Material to process

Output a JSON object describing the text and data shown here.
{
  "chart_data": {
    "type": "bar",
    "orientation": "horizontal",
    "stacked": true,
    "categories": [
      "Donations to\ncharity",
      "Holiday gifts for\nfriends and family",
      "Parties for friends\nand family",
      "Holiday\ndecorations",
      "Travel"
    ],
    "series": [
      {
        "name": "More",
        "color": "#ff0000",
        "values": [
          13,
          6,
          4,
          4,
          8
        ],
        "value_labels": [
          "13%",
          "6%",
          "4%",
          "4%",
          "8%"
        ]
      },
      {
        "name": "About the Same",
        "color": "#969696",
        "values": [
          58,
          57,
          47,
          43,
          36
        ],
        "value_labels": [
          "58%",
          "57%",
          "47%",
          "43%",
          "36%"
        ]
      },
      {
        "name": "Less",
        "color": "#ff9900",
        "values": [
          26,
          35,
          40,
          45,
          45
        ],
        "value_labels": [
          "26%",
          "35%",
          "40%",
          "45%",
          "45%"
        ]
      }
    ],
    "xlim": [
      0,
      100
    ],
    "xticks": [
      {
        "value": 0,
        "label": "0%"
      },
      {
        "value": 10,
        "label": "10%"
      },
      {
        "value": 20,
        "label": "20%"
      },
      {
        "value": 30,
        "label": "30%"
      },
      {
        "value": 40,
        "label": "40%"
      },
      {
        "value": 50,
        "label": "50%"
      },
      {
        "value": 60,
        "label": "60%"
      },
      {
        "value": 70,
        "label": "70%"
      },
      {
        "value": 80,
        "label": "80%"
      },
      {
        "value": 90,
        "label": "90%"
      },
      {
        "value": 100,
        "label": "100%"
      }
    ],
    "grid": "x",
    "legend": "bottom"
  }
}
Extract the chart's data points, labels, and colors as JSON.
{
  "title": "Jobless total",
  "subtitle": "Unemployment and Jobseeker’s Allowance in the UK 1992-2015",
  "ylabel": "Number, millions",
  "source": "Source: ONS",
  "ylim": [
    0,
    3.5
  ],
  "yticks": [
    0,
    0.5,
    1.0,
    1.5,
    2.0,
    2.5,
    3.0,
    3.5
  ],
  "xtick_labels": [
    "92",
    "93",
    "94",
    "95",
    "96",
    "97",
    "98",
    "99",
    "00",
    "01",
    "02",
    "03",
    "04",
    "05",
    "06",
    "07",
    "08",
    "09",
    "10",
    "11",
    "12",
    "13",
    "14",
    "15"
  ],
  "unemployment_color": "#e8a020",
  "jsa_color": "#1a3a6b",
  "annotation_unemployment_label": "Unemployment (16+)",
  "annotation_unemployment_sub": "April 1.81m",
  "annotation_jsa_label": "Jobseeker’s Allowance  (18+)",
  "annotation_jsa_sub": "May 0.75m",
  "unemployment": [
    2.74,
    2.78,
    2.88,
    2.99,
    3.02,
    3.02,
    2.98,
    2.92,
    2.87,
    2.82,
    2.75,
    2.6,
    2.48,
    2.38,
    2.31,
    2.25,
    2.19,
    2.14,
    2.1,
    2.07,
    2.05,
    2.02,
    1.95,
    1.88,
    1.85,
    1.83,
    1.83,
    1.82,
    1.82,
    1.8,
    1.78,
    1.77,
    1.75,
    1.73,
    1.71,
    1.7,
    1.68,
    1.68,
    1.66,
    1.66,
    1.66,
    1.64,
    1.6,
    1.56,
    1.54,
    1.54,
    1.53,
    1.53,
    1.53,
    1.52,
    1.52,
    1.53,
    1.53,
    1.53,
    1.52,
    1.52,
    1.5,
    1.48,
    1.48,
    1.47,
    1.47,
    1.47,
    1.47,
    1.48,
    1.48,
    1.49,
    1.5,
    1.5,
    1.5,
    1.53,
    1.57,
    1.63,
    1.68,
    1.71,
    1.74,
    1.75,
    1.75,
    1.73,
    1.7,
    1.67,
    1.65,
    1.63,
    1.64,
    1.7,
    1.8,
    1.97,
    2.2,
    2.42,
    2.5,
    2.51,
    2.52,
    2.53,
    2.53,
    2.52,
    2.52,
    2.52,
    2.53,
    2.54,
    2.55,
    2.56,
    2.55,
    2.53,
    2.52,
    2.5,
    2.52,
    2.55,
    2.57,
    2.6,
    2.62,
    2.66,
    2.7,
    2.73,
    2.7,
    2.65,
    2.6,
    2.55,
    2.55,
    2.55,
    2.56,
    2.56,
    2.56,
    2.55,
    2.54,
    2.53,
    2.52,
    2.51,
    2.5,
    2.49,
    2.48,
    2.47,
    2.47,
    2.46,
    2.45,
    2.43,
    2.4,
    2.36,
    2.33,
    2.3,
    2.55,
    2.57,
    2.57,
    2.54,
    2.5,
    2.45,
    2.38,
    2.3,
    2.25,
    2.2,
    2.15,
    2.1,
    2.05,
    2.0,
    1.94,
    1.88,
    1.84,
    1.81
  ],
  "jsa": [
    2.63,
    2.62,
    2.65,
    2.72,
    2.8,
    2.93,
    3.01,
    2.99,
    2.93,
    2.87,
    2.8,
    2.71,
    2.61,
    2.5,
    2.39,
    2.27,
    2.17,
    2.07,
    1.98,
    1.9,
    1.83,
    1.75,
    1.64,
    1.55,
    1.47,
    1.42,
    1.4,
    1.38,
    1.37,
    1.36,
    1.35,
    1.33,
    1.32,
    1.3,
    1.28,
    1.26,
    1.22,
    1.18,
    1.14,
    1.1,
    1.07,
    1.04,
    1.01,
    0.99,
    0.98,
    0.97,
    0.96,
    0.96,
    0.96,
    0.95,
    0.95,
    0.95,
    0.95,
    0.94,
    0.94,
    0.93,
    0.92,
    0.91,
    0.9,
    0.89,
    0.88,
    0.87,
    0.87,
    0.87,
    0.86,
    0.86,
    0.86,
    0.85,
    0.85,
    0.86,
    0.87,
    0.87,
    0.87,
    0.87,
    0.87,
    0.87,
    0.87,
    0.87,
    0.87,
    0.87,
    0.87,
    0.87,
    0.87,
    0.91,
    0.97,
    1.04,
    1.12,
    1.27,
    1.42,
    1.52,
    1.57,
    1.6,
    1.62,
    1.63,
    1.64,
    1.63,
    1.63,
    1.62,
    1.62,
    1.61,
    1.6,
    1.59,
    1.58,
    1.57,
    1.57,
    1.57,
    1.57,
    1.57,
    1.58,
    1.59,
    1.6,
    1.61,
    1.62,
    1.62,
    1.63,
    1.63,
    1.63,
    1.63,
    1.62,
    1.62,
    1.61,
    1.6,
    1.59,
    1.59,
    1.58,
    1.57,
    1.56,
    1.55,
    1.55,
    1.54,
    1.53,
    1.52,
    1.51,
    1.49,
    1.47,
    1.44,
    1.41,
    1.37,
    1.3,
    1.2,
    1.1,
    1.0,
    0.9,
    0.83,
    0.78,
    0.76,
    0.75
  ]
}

Written task
Above are the records; retype them all without a single difference.

Correct output
Output a JSON object describing the text and data shown here.
{
  "chart_data": {
    "type": "bar",
    "orientation": "horizontal",
    "stacked": true,
    "categories": [
      "Donations to\ncharity",
      "Holiday gifts for\nfriends and family",
      "Parties for friends\nand family",
      "Holiday\ndecorations",
      "Travel"
    ],
    "series": [
      {
        "name": "More",
        "color": "#ff0000",
        "values": [
          13,
          6,
          4,
          4,
          8
        ],
        "value_labels": [
          "13%",
          "6%",
          "4%",
          "4%",
          "8%"
        ]
      },
      {
        "name": "About the Same",
        "color": "#969696",
        "values": [
          58,
          57,
          47,
          43,
          36
        ],
        "value_labels": [
          "58%",
          "57%",
          "47%",
          "43%",
          "36%"
        ]
      },
      {
        "name": "Less",
        "color": "#ff9900",
        "values": [
          26,
          35,
          40,
          45,
          45
        ],
        "value_labels": [
          "26%",
          "35%",
          "40%",
          "45%",
          "45%"
        ]
      }
    ],
    "xlim": [
      0,
      100
    ],
    "xticks": [
      {
        "value": 0,
        "label": "0%"
      },
      {
        "value": 10,
        "label": "10%"
      },
      {
        "value": 20,
        "label": "20%"
      },
      {
        "value": 30,
        "label": "30%"
      },
      {
        "value": 40,
        "label": "40%"
      },
      {
        "value": 50,
        "label": "50%"
      },
      {
        "value": 60,
        "label": "60%"
      },
      {
        "value": 70,
        "label": "70%"
      },
      {
        "value": 80,
        "label": "80%"
      },
      {
        "value": 90,
        "label": "90%"
      },
      {
        "value": 100,
        "label": "100%"
      }
    ],
    "grid": "x",
    "legend": "bottom"
  }
}
Extract the chart's data points, labels, and colors as JSON.
{
  "title": "Jobless total",
  "subtitle": "Unemployment and Jobseeker’s Allowance in the UK 1992-2015",
  "ylabel": "Number, millions",
  "source": "Source: ONS",
  "ylim": [
    0,
    3.5
  ],
  "yticks": [
    0,
    0.5,
    1.0,
    1.5,
    2.0,
    2.5,
    3.0,
    3.5
  ],
  "xtick_labels": [
    "92",
    "93",
    "94",
    "95",
    "96",
    "97",
    "98",
    "99",
    "00",
    "01",
    "02",
    "03",
    "04",
    "05",
    "06",
    "07",
    "08",
    "09",
    "10",
    "11",
    "12",
    "13",
    "14",
    "15"
  ],
  "unemployment_color": "#e8a020",
  "jsa_color": "#1a3a6b",
  "annotation_unemployment_label": "Unemployment (16+)",
  "annotation_unemployment_sub": "April 1.81m",
  "annotation_jsa_label": "Jobseeker’s Allowance  (18+)",
  "annotation_jsa_sub": "May 0.75m",
  "unemployment": [
    2.74,
    2.78,
    2.88,
    2.99,
    3.02,
    3.02,
    2.98,
    2.92,
    2.87,
    2.82,
    2.75,
    2.6,
    2.48,
    2.38,
    2.31,
    2.25,
    2.19,
    2.14,
    2.1,
    2.07,
    2.05,
    2.02,
    1.95,
    1.88,
    1.85,
    1.83,
    1.83,
    1.82,
    1.82,
    1.8,
    1.78,
    1.77,
    1.75,
    1.73,
    1.71,
    1.7,
    1.68,
    1.68,
    1.66,
    1.66,
    1.66,
    1.64,
    1.6,
    1.56,
    1.54,
    1.54,
    1.53,
    1.53,
    1.53,
    1.52,
    1.52,
    1.53,
    1.53,
    1.53,
    1.52,
    1.52,
    1.5,
    1.48,
    1.48,
    1.47,
    1.47,
    1.47,
    1.47,
    1.48,
    1.48,
    1.49,
    1.5,
    1.5,
    1.5,
    1.53,
    1.57,
    1.63,
    1.68,
    1.71,
    1.74,
    1.75,
    1.75,
    1.73,
    1.7,
    1.67,
    1.65,
    1.63,
    1.64,
    1.7,
    1.8,
    1.97,
    2.2,
    2.42,
    2.5,
    2.51,
    2.52,
    2.53,
    2.53,
    2.52,
    2.52,
    2.52,
    2.53,
    2.54,
    2.55,
    2.56,
    2.55,
    2.53,
    2.52,
    2.5,
    2.52,
    2.55,
    2.57,
    2.6,
    2.62,
    2.66,
    2.7,
    2.73,
    2.7,
    2.65,
    2.6,
    2.55,
    2.55,
    2.55,
    2.56,
    2.56,
    2.56,
    2.55,
    2.54,
    2.53,
    2.52,
    2.51,
    2.5,
    2.49,
    2.48,
    2.47,
    2.47,
    2.46,
    2.45,
    2.43,
    2.4,
    2.36,
    2.33,
    2.3,
    2.55,
    2.57,
    2.57,
    2.54,
    2.5,
    2.45,
    2.38,
    2.3,
    2.25,
    2.2,
    2.15,
    2.1,
    2.05,
    2.0,
    1.94,
    1.88,
    1.84,
    1.81
  ],
  "jsa": [
    2.63,
    2.62,
    2.65,
    2.72,
    2.8,
    2.93,
    3.01,
    2.99,
    2.93,
    2.87,
    2.8,
    2.71,
    2.61,
    2.5,
    2.39,
    2.27,
    2.17,
    2.07,
    1.98,
    1.9,
    1.83,
    1.75,
    1.64,
    1.55,
    1.47,
    1.42,
    1.4,
    1.38,
    1.37,
    1.36,
    1.35,
    1.33,
    1.32,
    1.3,
    1.28,
    1.26,
    1.22,
    1.18,
    1.14,
    1.1,
    1.07,
    1.04,
    1.01,
    0.99,
    0.98,
    0.97,
    0.96,
    0.96,
    0.96,
    0.95,
    0.95,
    0.95,
    0.95,
    0.94,
    0.94,
    0.93,
    0.92,
    0.91,
    0.9,
    0.89,
    0.88,
    0.87,
    0.87,
    0.87,
    0.86,
    0.86,
    0.86,
    0.85,
    0.85,
    0.86,
    0.87,
    0.87,
    0.87,
    0.87,
    0.87,
    0.87,
    0.87,
    0.87,
    0.87,
    0.87,
    0.87,
    0.87,
    0.87,
    0.91,
    0.97,
    1.04,
    1.12,
    1.27,
    1.42,
    1.52,
    1.57,
    1.6,
    1.62,
    1.63,
    1.64,
    1.63,
    1.63,
    1.62,
    1.62,
    1.61,
    1.6,
    1.59,
    1.58,
    1.57,
    1.57,
    1.57,
    1.57,
    1.57,
    1.58,
    1.59,
    1.6,
    1.61,
    1.62,
    1.62,
    1.63,
    1.63,
    1.63,
    1.63,
    1.62,
    1.62,
    1.61,
    1.6,
    1.59,
    1.59,
    1.58,
    1.57,
    1.56,
    1.55,
    1.55,
    1.54,
    1.53,
    1.52,
    1.51,
    1.49,
    1.47,
    1.44,
    1.41,
    1.37,
    1.3,
    1.2,
    1.1,
    1.0,
    0.9,
    0.83,
    0.78,
    0.76,
    0.75
  ]
}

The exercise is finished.